What this task involves —
Word for word, transcribe the lines below and drop the pictures.

Records for processing —
■ ■ ■ ■
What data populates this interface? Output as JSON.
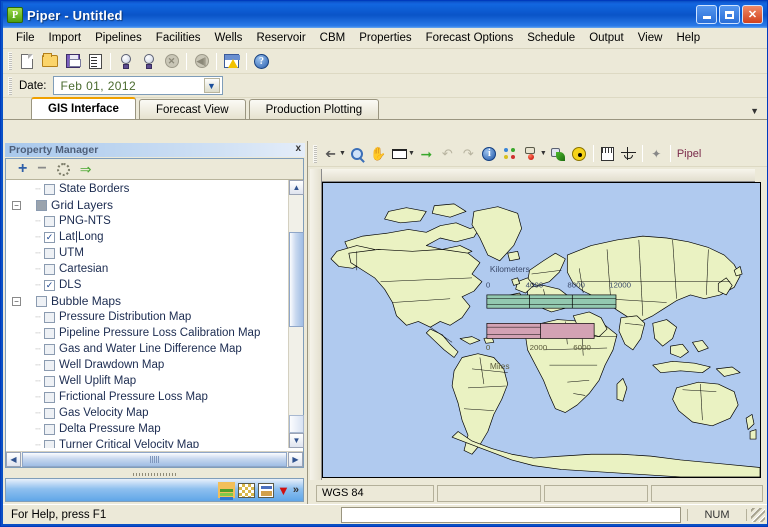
{
  "window": {
    "title": "Piper - Untitled",
    "app_icon": "P",
    "min_label": "Minimize",
    "max_label": "Maximize",
    "close_label": "Close"
  },
  "menu": {
    "items": [
      "File",
      "Import",
      "Pipelines",
      "Facilities",
      "Wells",
      "Reservoir",
      "CBM",
      "Properties",
      "Forecast Options",
      "Schedule",
      "Output",
      "View",
      "Help"
    ]
  },
  "toolbar": {
    "buttons": [
      {
        "name": "new-icon",
        "title": "New"
      },
      {
        "name": "open-folder-icon",
        "title": "Open"
      },
      {
        "name": "save-icon",
        "title": "Save"
      },
      {
        "name": "report-icon",
        "title": "Report"
      },
      {
        "name": "bulb-icon",
        "title": "Run"
      },
      {
        "name": "bulb-multi-icon",
        "title": "Run All"
      },
      {
        "name": "stop-icon",
        "title": "Stop"
      },
      {
        "name": "rewind-icon",
        "title": "Rewind"
      },
      {
        "name": "warning-report-icon",
        "title": "Warnings"
      },
      {
        "name": "help-icon",
        "title": "Help"
      }
    ]
  },
  "date_bar": {
    "label": "Date:",
    "value": "Feb  01, 2012",
    "dropdown_icon": "▼"
  },
  "tabs": {
    "items": [
      {
        "label": "GIS Interface",
        "active": true
      },
      {
        "label": "Forecast View",
        "active": false
      },
      {
        "label": "Production Plotting",
        "active": false
      }
    ],
    "overflow_icon": "▼"
  },
  "property_manager": {
    "caption": "Property Manager",
    "close_label": "x",
    "minibar": {
      "add_label": "+",
      "remove_label": "−",
      "settings_name": "gear-icon",
      "apply_label": "⇒"
    },
    "tree": [
      {
        "level": 2,
        "label": "State Borders",
        "checked": false,
        "type": "leaf"
      },
      {
        "level": 1,
        "label": "Grid Layers",
        "checked": "filled",
        "type": "group",
        "expanded": true
      },
      {
        "level": 2,
        "label": "PNG-NTS",
        "checked": false,
        "type": "leaf"
      },
      {
        "level": 2,
        "label": "Lat|Long",
        "checked": true,
        "type": "leaf"
      },
      {
        "level": 2,
        "label": "UTM",
        "checked": false,
        "type": "leaf"
      },
      {
        "level": 2,
        "label": "Cartesian",
        "checked": false,
        "type": "leaf"
      },
      {
        "level": 2,
        "label": "DLS",
        "checked": true,
        "type": "leaf"
      },
      {
        "level": 1,
        "label": "Bubble Maps",
        "checked": false,
        "type": "group",
        "expanded": true
      },
      {
        "level": 2,
        "label": "Pressure Distribution Map",
        "checked": false,
        "type": "leaf"
      },
      {
        "level": 2,
        "label": "Pipeline Pressure Loss Calibration Map",
        "checked": false,
        "type": "leaf"
      },
      {
        "level": 2,
        "label": "Gas and Water Line Difference Map",
        "checked": false,
        "type": "leaf"
      },
      {
        "level": 2,
        "label": "Well Drawdown Map",
        "checked": false,
        "type": "leaf"
      },
      {
        "level": 2,
        "label": "Well Uplift Map",
        "checked": false,
        "type": "leaf"
      },
      {
        "level": 2,
        "label": "Frictional Pressure Loss Map",
        "checked": false,
        "type": "leaf"
      },
      {
        "level": 2,
        "label": "Gas Velocity Map",
        "checked": false,
        "type": "leaf"
      },
      {
        "level": 2,
        "label": "Delta Pressure Map",
        "checked": false,
        "type": "leaf"
      },
      {
        "level": 2,
        "label": "Turner Critical Velocity Map",
        "checked": false,
        "type": "leaf"
      }
    ],
    "scroll_up_icon": "▲",
    "scroll_down_icon": "▼",
    "scroll_left_icon": "◀",
    "scroll_right_icon": "▶",
    "bottom_buttons": [
      {
        "name": "layers-icon",
        "title": "Layers"
      },
      {
        "name": "grid-icon",
        "title": "Grid"
      },
      {
        "name": "legend-icon",
        "title": "Legend"
      },
      {
        "name": "filter-funnel-icon",
        "title": "Filter"
      },
      {
        "name": "more-chevrons-icon",
        "title": "More",
        "label": "»"
      }
    ]
  },
  "map_toolbar": {
    "buttons": [
      {
        "name": "select-arrow-icon",
        "title": "Select"
      },
      {
        "name": "zoom-magnifier-icon",
        "title": "Zoom"
      },
      {
        "name": "pan-hand-icon",
        "title": "Pan"
      },
      {
        "name": "measure-ruler-icon",
        "title": "Measure"
      },
      {
        "name": "next-arrow-icon",
        "title": "Next"
      },
      {
        "name": "undo-icon",
        "title": "Undo"
      },
      {
        "name": "redo-icon",
        "title": "Redo"
      },
      {
        "name": "identify-info-icon",
        "title": "Identify"
      },
      {
        "name": "symbology-dots-icon",
        "title": "Symbology"
      },
      {
        "name": "bug-marker-icon",
        "title": "Marker"
      },
      {
        "name": "leaf-layer-icon",
        "title": "Layer Style"
      },
      {
        "name": "radiation-icon",
        "title": "Hazard"
      },
      {
        "name": "vertical-ruler-icon",
        "title": "Scale Ruler"
      },
      {
        "name": "balance-icon",
        "title": "Balance"
      },
      {
        "name": "sparkle-hand-icon",
        "title": "Effects"
      }
    ],
    "trailing_label": "Pipel"
  },
  "map": {
    "scalebar": {
      "top_title": "Kilometers",
      "top_ticks": [
        "0",
        "4000",
        "8000",
        "12000"
      ],
      "bottom_title": "Miles",
      "bottom_ticks": [
        "0",
        "2000",
        "6000"
      ],
      "top_color": "#93c9b0",
      "bottom_color": "#d3a2b4"
    },
    "water_color": "#b0caef",
    "land_color": "#eaf2c2",
    "status_cells": [
      {
        "name": "datum-cell",
        "value": "WGS 84"
      },
      {
        "name": "coord-x-cell",
        "value": ""
      },
      {
        "name": "coord-y-cell",
        "value": ""
      },
      {
        "name": "scale-cell",
        "value": ""
      }
    ]
  },
  "statusbar": {
    "help_text": "For Help, press F1",
    "input_value": "",
    "num_indicator": "NUM"
  }
}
■ ■ ■ ■
Answer to the problem —
What data populates this interface? Output as JSON.
{
  "window": {
    "title": "Piper - Untitled",
    "app_icon": "P",
    "min_label": "Minimize",
    "max_label": "Maximize",
    "close_label": "Close"
  },
  "menu": {
    "items": [
      "File",
      "Import",
      "Pipelines",
      "Facilities",
      "Wells",
      "Reservoir",
      "CBM",
      "Properties",
      "Forecast Options",
      "Schedule",
      "Output",
      "View",
      "Help"
    ]
  },
  "toolbar": {
    "buttons": [
      {
        "name": "new-icon",
        "title": "New"
      },
      {
        "name": "open-folder-icon",
        "title": "Open"
      },
      {
        "name": "save-icon",
        "title": "Save"
      },
      {
        "name": "report-icon",
        "title": "Report"
      },
      {
        "name": "bulb-icon",
        "title": "Run"
      },
      {
        "name": "bulb-multi-icon",
        "title": "Run All"
      },
      {
        "name": "stop-icon",
        "title": "Stop"
      },
      {
        "name": "rewind-icon",
        "title": "Rewind"
      },
      {
        "name": "warning-report-icon",
        "title": "Warnings"
      },
      {
        "name": "help-icon",
        "title": "Help"
      }
    ]
  },
  "date_bar": {
    "label": "Date:",
    "value": "Feb  01, 2012",
    "dropdown_icon": "▼"
  },
  "tabs": {
    "items": [
      {
        "label": "GIS Interface",
        "active": true
      },
      {
        "label": "Forecast View",
        "active": false
      },
      {
        "label": "Production Plotting",
        "active": false
      }
    ],
    "overflow_icon": "▼"
  },
  "property_manager": {
    "caption": "Property Manager",
    "close_label": "x",
    "minibar": {
      "add_label": "+",
      "remove_label": "−",
      "settings_name": "gear-icon",
      "apply_label": "⇒"
    },
    "tree": [
      {
        "level": 2,
        "label": "State Borders",
        "checked": false,
        "type": "leaf"
      },
      {
        "level": 1,
        "label": "Grid Layers",
        "checked": "filled",
        "type": "group",
        "expanded": true
      },
      {
        "level": 2,
        "label": "PNG-NTS",
        "checked": false,
        "type": "leaf"
      },
      {
        "level": 2,
        "label": "Lat|Long",
        "checked": true,
        "type": "leaf"
      },
      {
        "level": 2,
        "label": "UTM",
        "checked": false,
        "type": "leaf"
      },
      {
        "level": 2,
        "label": "Cartesian",
        "checked": false,
        "type": "leaf"
      },
      {
        "level": 2,
        "label": "DLS",
        "checked": true,
        "type": "leaf"
      },
      {
        "level": 1,
        "label": "Bubble Maps",
        "checked": false,
        "type": "group",
        "expanded": true
      },
      {
        "level": 2,
        "label": "Pressure Distribution Map",
        "checked": false,
        "type": "leaf"
      },
      {
        "level": 2,
        "label": "Pipeline Pressure Loss Calibration Map",
        "checked": false,
        "type": "leaf"
      },
      {
        "level": 2,
        "label": "Gas and Water Line Difference Map",
        "checked": false,
        "type": "leaf"
      },
      {
        "level": 2,
        "label": "Well Drawdown Map",
        "checked": false,
        "type": "leaf"
      },
      {
        "level": 2,
        "label": "Well Uplift Map",
        "checked": false,
        "type": "leaf"
      },
      {
        "level": 2,
        "label": "Frictional Pressure Loss Map",
        "checked": false,
        "type": "leaf"
      },
      {
        "level": 2,
        "label": "Gas Velocity Map",
        "checked": false,
        "type": "leaf"
      },
      {
        "level": 2,
        "label": "Delta Pressure Map",
        "checked": false,
        "type": "leaf"
      },
      {
        "level": 2,
        "label": "Turner Critical Velocity Map",
        "checked": false,
        "type": "leaf"
      }
    ],
    "scroll_up_icon": "▲",
    "scroll_down_icon": "▼",
    "scroll_left_icon": "◀",
    "scroll_right_icon": "▶",
    "bottom_buttons": [
      {
        "name": "layers-icon",
        "title": "Layers"
      },
      {
        "name": "grid-icon",
        "title": "Grid"
      },
      {
        "name": "legend-icon",
        "title": "Legend"
      },
      {
        "name": "filter-funnel-icon",
        "title": "Filter"
      },
      {
        "name": "more-chevrons-icon",
        "title": "More",
        "label": "»"
      }
    ]
  },
  "map_toolbar": {
    "buttons": [
      {
        "name": "select-arrow-icon",
        "title": "Select"
      },
      {
        "name": "zoom-magnifier-icon",
        "title": "Zoom"
      },
      {
        "name": "pan-hand-icon",
        "title": "Pan"
      },
      {
        "name": "measure-ruler-icon",
        "title": "Measure"
      },
      {
        "name": "next-arrow-icon",
        "title": "Next"
      },
      {
        "name": "undo-icon",
        "title": "Undo"
      },
      {
        "name": "redo-icon",
        "title": "Redo"
      },
      {
        "name": "identify-info-icon",
        "title": "Identify"
      },
      {
        "name": "symbology-dots-icon",
        "title": "Symbology"
      },
      {
        "name": "bug-marker-icon",
        "title": "Marker"
      },
      {
        "name": "leaf-layer-icon",
        "title": "Layer Style"
      },
      {
        "name": "radiation-icon",
        "title": "Hazard"
      },
      {
        "name": "vertical-ruler-icon",
        "title": "Scale Ruler"
      },
      {
        "name": "balance-icon",
        "title": "Balance"
      },
      {
        "name": "sparkle-hand-icon",
        "title": "Effects"
      }
    ],
    "trailing_label": "Pipel"
  },
  "map": {
    "scalebar": {
      "top_title": "Kilometers",
      "top_ticks": [
        "0",
        "4000",
        "8000",
        "12000"
      ],
      "bottom_title": "Miles",
      "bottom_ticks": [
        "0",
        "2000",
        "6000"
      ],
      "top_color": "#93c9b0",
      "bottom_color": "#d3a2b4"
    },
    "water_color": "#b0caef",
    "land_color": "#eaf2c2",
    "status_cells": [
      {
        "name": "datum-cell",
        "value": "WGS 84"
      },
      {
        "name": "coord-x-cell",
        "value": ""
      },
      {
        "name": "coord-y-cell",
        "value": ""
      },
      {
        "name": "scale-cell",
        "value": ""
      }
    ]
  },
  "statusbar": {
    "help_text": "For Help, press F1",
    "input_value": "",
    "num_indicator": "NUM"
  }
}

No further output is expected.